## CHALLENGE
Write the data out again, character for character, with no images.

## THE INPUT
__________________________________________________
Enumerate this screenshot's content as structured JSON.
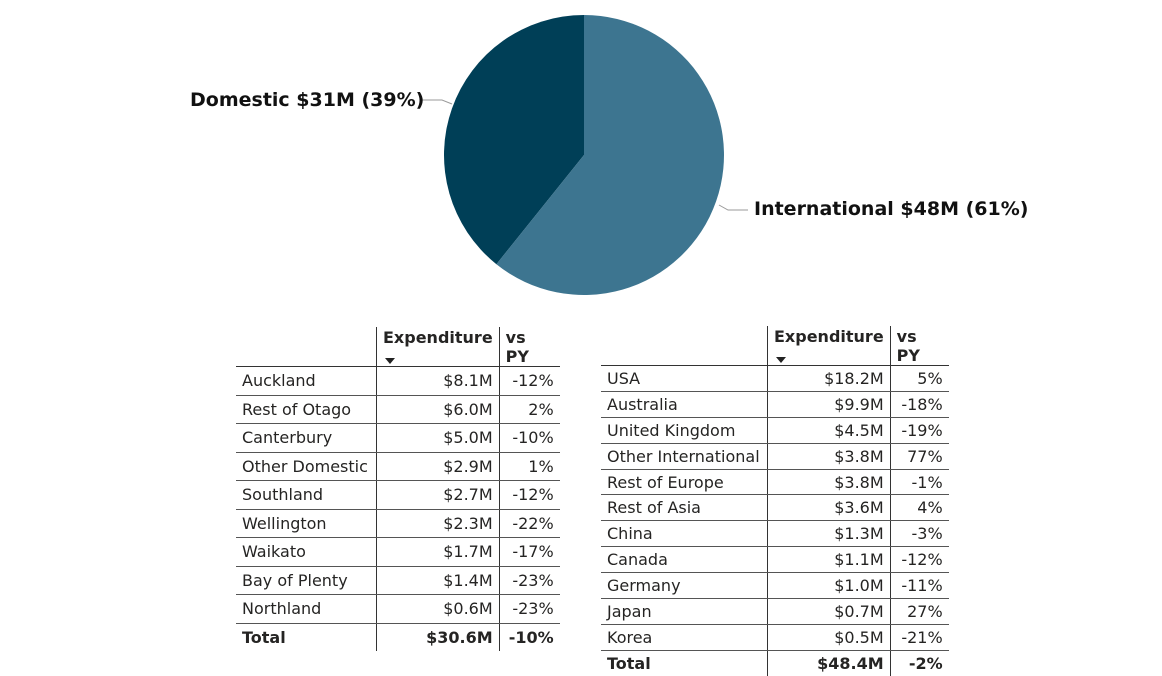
{
  "chart_data": [
    {
      "type": "pie",
      "slices": [
        {
          "label": "Domestic $31M (39%)",
          "name": "Domestic",
          "value": 31,
          "percent": 39,
          "color": "#003F57"
        },
        {
          "label": "International $48M (61%)",
          "name": "International",
          "value": 48,
          "percent": 61,
          "color": "#3D7590"
        }
      ],
      "title": "",
      "legend": "none"
    },
    {
      "type": "table",
      "columns": [
        "",
        "Expenditure",
        "vs PY"
      ],
      "sort_column": "Expenditure",
      "rows": [
        {
          "name": "Auckland",
          "expenditure": "$8.1M",
          "vs_py": "-12%"
        },
        {
          "name": "Rest of Otago",
          "expenditure": "$6.0M",
          "vs_py": "2%"
        },
        {
          "name": "Canterbury",
          "expenditure": "$5.0M",
          "vs_py": "-10%"
        },
        {
          "name": "Other Domestic",
          "expenditure": "$2.9M",
          "vs_py": "1%"
        },
        {
          "name": "Southland",
          "expenditure": "$2.7M",
          "vs_py": "-12%"
        },
        {
          "name": "Wellington",
          "expenditure": "$2.3M",
          "vs_py": "-22%"
        },
        {
          "name": "Waikato",
          "expenditure": "$1.7M",
          "vs_py": "-17%"
        },
        {
          "name": "Bay of Plenty",
          "expenditure": "$1.4M",
          "vs_py": "-23%"
        },
        {
          "name": "Northland",
          "expenditure": "$0.6M",
          "vs_py": "-23%"
        }
      ],
      "total": {
        "name": "Total",
        "expenditure": "$30.6M",
        "vs_py": "-10%"
      }
    },
    {
      "type": "table",
      "columns": [
        "",
        "Expenditure",
        "vs PY"
      ],
      "sort_column": "Expenditure",
      "rows": [
        {
          "name": "USA",
          "expenditure": "$18.2M",
          "vs_py": "5%"
        },
        {
          "name": "Australia",
          "expenditure": "$9.9M",
          "vs_py": "-18%"
        },
        {
          "name": "United Kingdom",
          "expenditure": "$4.5M",
          "vs_py": "-19%"
        },
        {
          "name": "Other International",
          "expenditure": "$3.8M",
          "vs_py": "77%"
        },
        {
          "name": "Rest of Europe",
          "expenditure": "$3.8M",
          "vs_py": "-1%"
        },
        {
          "name": "Rest of Asia",
          "expenditure": "$3.6M",
          "vs_py": "4%"
        },
        {
          "name": "China",
          "expenditure": "$1.3M",
          "vs_py": "-3%"
        },
        {
          "name": "Canada",
          "expenditure": "$1.1M",
          "vs_py": "-12%"
        },
        {
          "name": "Germany",
          "expenditure": "$1.0M",
          "vs_py": "-11%"
        },
        {
          "name": "Japan",
          "expenditure": "$0.7M",
          "vs_py": "27%"
        },
        {
          "name": "Korea",
          "expenditure": "$0.5M",
          "vs_py": "-21%"
        }
      ],
      "total": {
        "name": "Total",
        "expenditure": "$48.4M",
        "vs_py": "-2%"
      }
    }
  ]
}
__________________________________________________
## OUTPUT
Enumerate this screenshot's content as structured JSON.
{
  "chart_data": [
    {
      "type": "pie",
      "slices": [
        {
          "label": "Domestic $31M (39%)",
          "name": "Domestic",
          "value": 31,
          "percent": 39,
          "color": "#003F57"
        },
        {
          "label": "International $48M (61%)",
          "name": "International",
          "value": 48,
          "percent": 61,
          "color": "#3D7590"
        }
      ],
      "title": "",
      "legend": "none"
    },
    {
      "type": "table",
      "columns": [
        "",
        "Expenditure",
        "vs PY"
      ],
      "sort_column": "Expenditure",
      "rows": [
        {
          "name": "Auckland",
          "expenditure": "$8.1M",
          "vs_py": "-12%"
        },
        {
          "name": "Rest of Otago",
          "expenditure": "$6.0M",
          "vs_py": "2%"
        },
        {
          "name": "Canterbury",
          "expenditure": "$5.0M",
          "vs_py": "-10%"
        },
        {
          "name": "Other Domestic",
          "expenditure": "$2.9M",
          "vs_py": "1%"
        },
        {
          "name": "Southland",
          "expenditure": "$2.7M",
          "vs_py": "-12%"
        },
        {
          "name": "Wellington",
          "expenditure": "$2.3M",
          "vs_py": "-22%"
        },
        {
          "name": "Waikato",
          "expenditure": "$1.7M",
          "vs_py": "-17%"
        },
        {
          "name": "Bay of Plenty",
          "expenditure": "$1.4M",
          "vs_py": "-23%"
        },
        {
          "name": "Northland",
          "expenditure": "$0.6M",
          "vs_py": "-23%"
        }
      ],
      "total": {
        "name": "Total",
        "expenditure": "$30.6M",
        "vs_py": "-10%"
      }
    },
    {
      "type": "table",
      "columns": [
        "",
        "Expenditure",
        "vs PY"
      ],
      "sort_column": "Expenditure",
      "rows": [
        {
          "name": "USA",
          "expenditure": "$18.2M",
          "vs_py": "5%"
        },
        {
          "name": "Australia",
          "expenditure": "$9.9M",
          "vs_py": "-18%"
        },
        {
          "name": "United Kingdom",
          "expenditure": "$4.5M",
          "vs_py": "-19%"
        },
        {
          "name": "Other International",
          "expenditure": "$3.8M",
          "vs_py": "77%"
        },
        {
          "name": "Rest of Europe",
          "expenditure": "$3.8M",
          "vs_py": "-1%"
        },
        {
          "name": "Rest of Asia",
          "expenditure": "$3.6M",
          "vs_py": "4%"
        },
        {
          "name": "China",
          "expenditure": "$1.3M",
          "vs_py": "-3%"
        },
        {
          "name": "Canada",
          "expenditure": "$1.1M",
          "vs_py": "-12%"
        },
        {
          "name": "Germany",
          "expenditure": "$1.0M",
          "vs_py": "-11%"
        },
        {
          "name": "Japan",
          "expenditure": "$0.7M",
          "vs_py": "27%"
        },
        {
          "name": "Korea",
          "expenditure": "$0.5M",
          "vs_py": "-21%"
        }
      ],
      "total": {
        "name": "Total",
        "expenditure": "$48.4M",
        "vs_py": "-2%"
      }
    }
  ]
}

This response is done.